WHAT YOU WILL DO - Report how many lines contain "Ethiopia", with no other words.

RECORDS -
◆ ◆ ◆ ◆

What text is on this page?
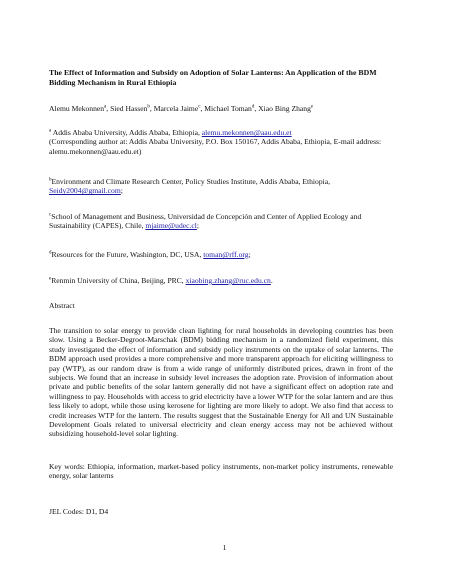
The Effect of Information and Subsidy on Adoption of Solar Lanterns: An Application of the BDM Bidding Mechanism in Rural Ethiopia
Alemu Mekonnen$^a$, Sied Hassen$^b$, Marcela Jaime$^c$, Michael Toman$^d$, Xiao Bing Zhang$^e$
$^a$ Addis Ababa University, Addis Ababa, Ethiopia, alemu.mekonnen@aau.edu.et
(Corresponding author at: Addis Ababa University, P.O. Box 150167, Addis Ababa, Ethiopia, E-mail address: alemu.mekonnen@aau.edu.et)
$^b$Environment and Climate Research Center, Policy Studies Institute, Addis Ababa, Ethiopia,
Seidy2004@gmail.com;
$^c$School of Management and Business, Universidad de Concepción and Center of Applied Ecology and Sustainability (CAPES), Chile, mjaime@udec.cl;
$^d$Resources for the Future, Washington, DC, USA, toman@rff.org;
$^e$Renmin University of China, Beijing, PRC, xiaobing.zhang@ruc.edu.cn.
Abstract
The transition to solar energy to provide clean lighting for rural households in developing countries has been slow. Using a Becker-Degroot-Marschak (BDM) bidding mechanism in a randomized field experiment, this study investigated the effect of information and subsidy policy instruments on the uptake of solar lanterns. The BDM approach used provides a more comprehensive and more transparent approach for eliciting willingness to pay (WTP), as our random draw is from a wide range of uniformly distributed prices, drawn in front of the subjects. We found that an increase in subsidy level increases the adoption rate. Provision of information about private and public benefits of the solar lantern generally did not have a significant effect on adoption rate and willingness to pay. Households with access to grid electricity have a lower WTP for the solar lantern and are thus less likely to adopt, while those using kerosene for lighting are more likely to adopt. We also find that access to credit increases WTP for the lantern. The results suggest that the Sustainable Energy for All and UN Sustainable Development Goals related to universal electricity and clean energy access may not be achieved without subsidizing household-level solar lighting.
Key words: Ethiopia, information, market-based policy instruments, non-market policy instruments, renewable energy, solar lanterns
JEL Codes: D1, D4
1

◆ ◆ ◆ ◆

SOLUTION TO THE EXERCISE - 5